_Exercise inputs_.
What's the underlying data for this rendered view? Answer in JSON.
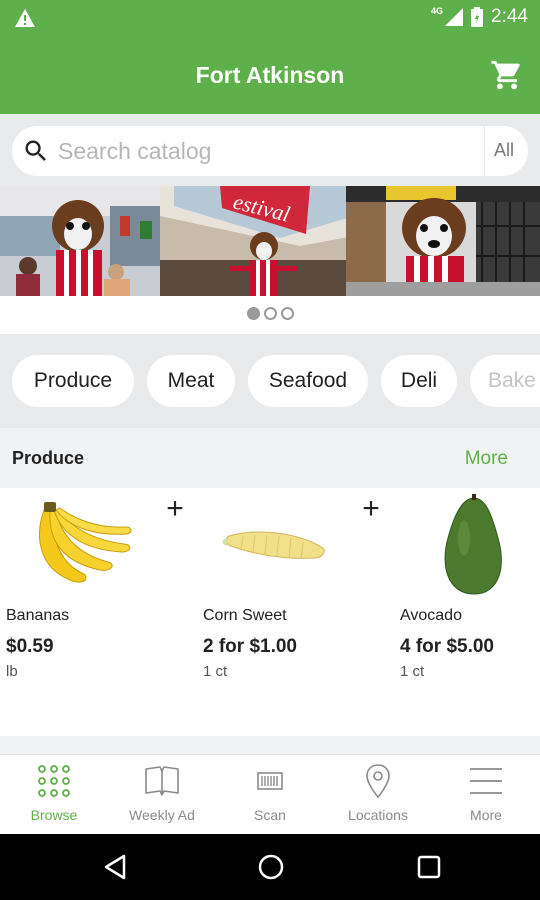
{
  "status_bar": {
    "network": "4G",
    "time": "2:44"
  },
  "app_bar": {
    "title": "Fort Atkinson",
    "cart_icon": "shopping-cart-icon"
  },
  "search": {
    "placeholder": "Search catalog",
    "value": "",
    "scope": "All"
  },
  "carousel": {
    "slide_count": 3,
    "active_index": 0,
    "sign_text": "estival"
  },
  "categories": [
    "Produce",
    "Meat",
    "Seafood",
    "Deli",
    "Bake"
  ],
  "section": {
    "title": "Produce",
    "more_label": "More"
  },
  "products": [
    {
      "name": "Bananas",
      "price": "$0.59",
      "unit": "lb"
    },
    {
      "name": "Corn Sweet",
      "price": "2 for $1.00",
      "unit": "1 ct"
    },
    {
      "name": "Avocado",
      "price": "4 for $5.00",
      "unit": "1 ct"
    }
  ],
  "add_label": "+",
  "bottom_nav": [
    {
      "label": "Browse",
      "icon": "grid-icon",
      "active": true
    },
    {
      "label": "Weekly Ad",
      "icon": "book-icon",
      "active": false
    },
    {
      "label": "Scan",
      "icon": "barcode-icon",
      "active": false
    },
    {
      "label": "Locations",
      "icon": "location-pin-icon",
      "active": false
    },
    {
      "label": "More",
      "icon": "menu-icon",
      "active": false
    }
  ],
  "colors": {
    "brand_green": "#5eb14a",
    "background_gray": "#e9eaec",
    "section_gray": "#f1f2f3"
  }
}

_Instructions for the task_. Scan the records above for the string "icon", then select every line that holds it.

_Output of the exercise_.
    "cart_icon": "shopping-cart-icon"
      "icon": "grid-icon",
      "icon": "book-icon",
      "icon": "barcode-icon",
      "icon": "location-pin-icon",
      "icon": "menu-icon",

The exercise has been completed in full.